= Directions =
Extract the records in full, leaving every picture out.

= Figure record extracts =

***

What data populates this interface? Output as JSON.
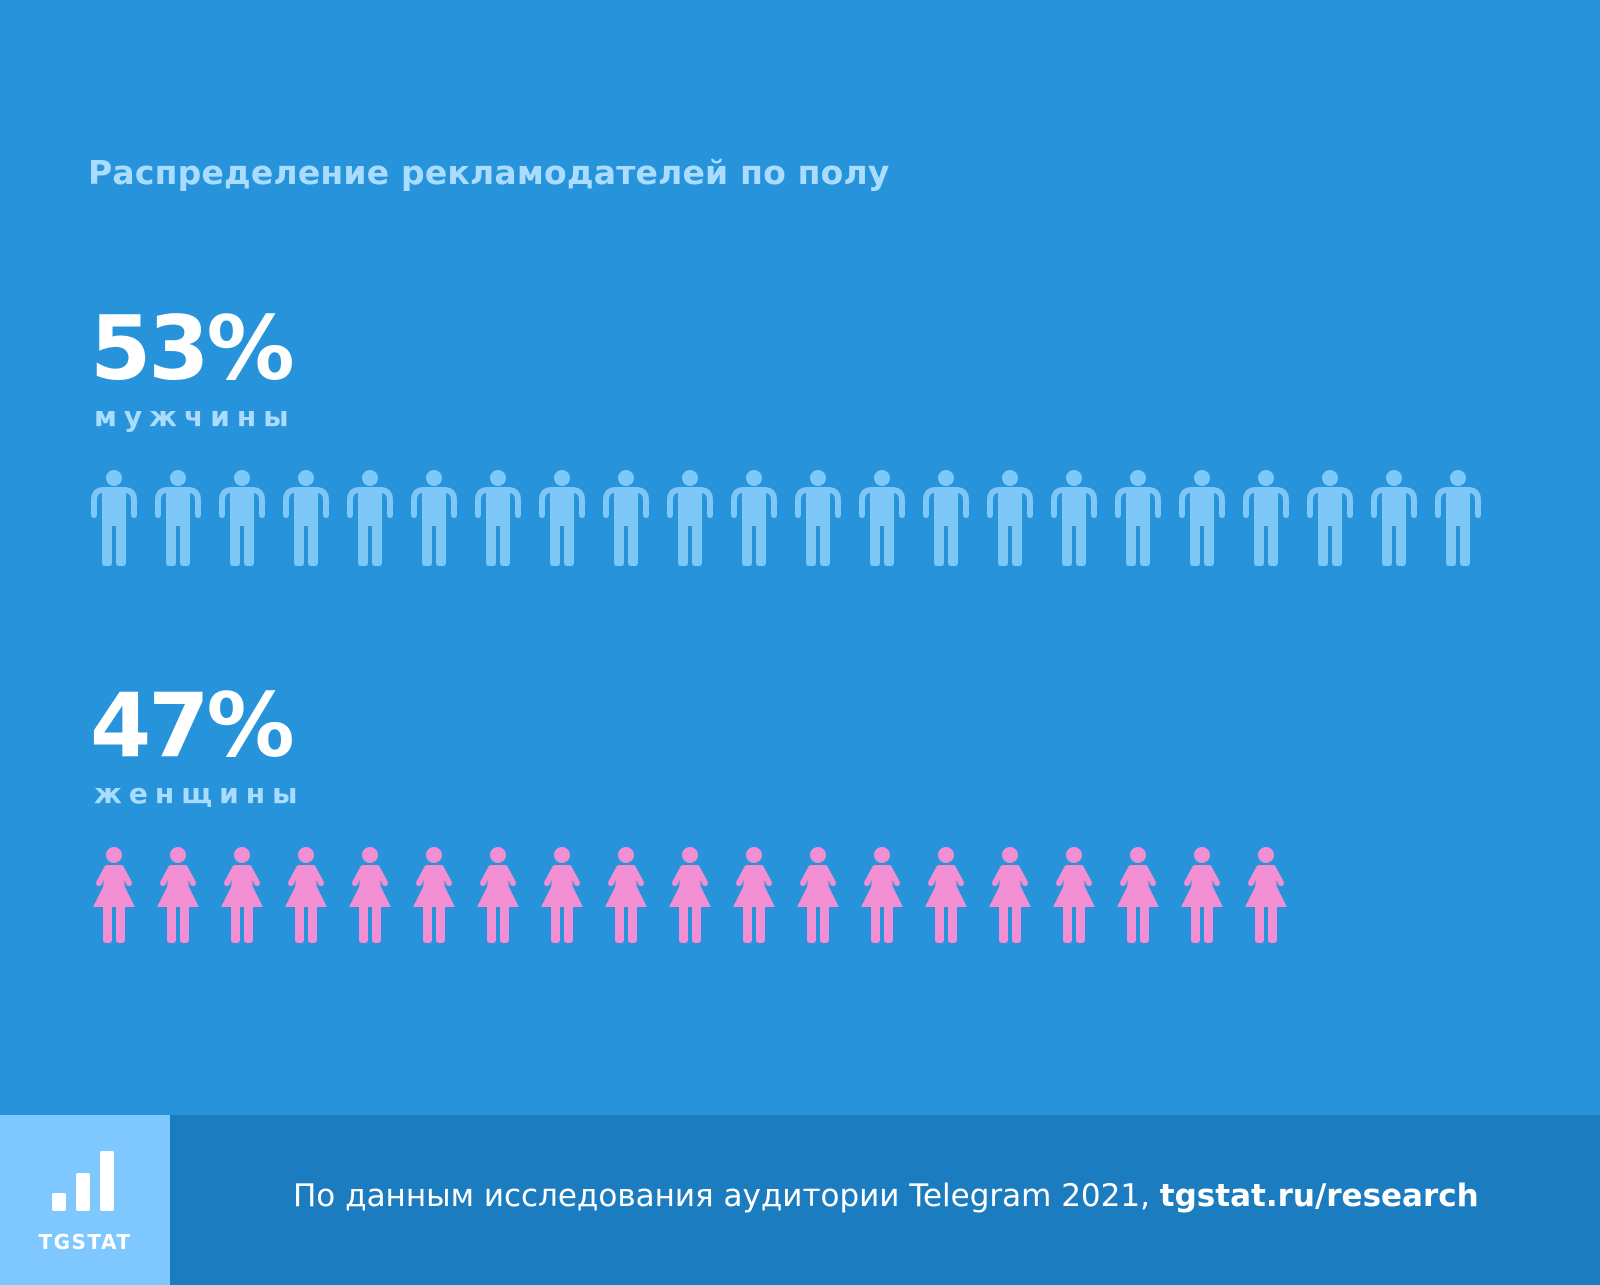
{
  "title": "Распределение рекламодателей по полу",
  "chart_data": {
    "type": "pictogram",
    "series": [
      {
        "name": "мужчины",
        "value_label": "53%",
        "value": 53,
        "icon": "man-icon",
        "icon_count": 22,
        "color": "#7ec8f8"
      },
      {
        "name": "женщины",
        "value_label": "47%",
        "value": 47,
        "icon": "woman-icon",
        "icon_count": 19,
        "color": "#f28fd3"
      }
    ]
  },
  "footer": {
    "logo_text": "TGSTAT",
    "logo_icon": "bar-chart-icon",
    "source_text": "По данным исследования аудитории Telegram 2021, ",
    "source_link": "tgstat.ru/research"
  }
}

***

= Solution below =
What data populates this interface? Output as JSON.
{
  "title": "Распределение рекламодателей по полу",
  "chart_data": {
    "type": "pictogram",
    "series": [
      {
        "name": "мужчины",
        "value_label": "53%",
        "value": 53,
        "icon": "man-icon",
        "icon_count": 22,
        "color": "#7ec8f8"
      },
      {
        "name": "женщины",
        "value_label": "47%",
        "value": 47,
        "icon": "woman-icon",
        "icon_count": 19,
        "color": "#f28fd3"
      }
    ]
  },
  "footer": {
    "logo_text": "TGSTAT",
    "logo_icon": "bar-chart-icon",
    "source_text": "По данным исследования аудитории Telegram 2021, ",
    "source_link": "tgstat.ru/research"
  }
}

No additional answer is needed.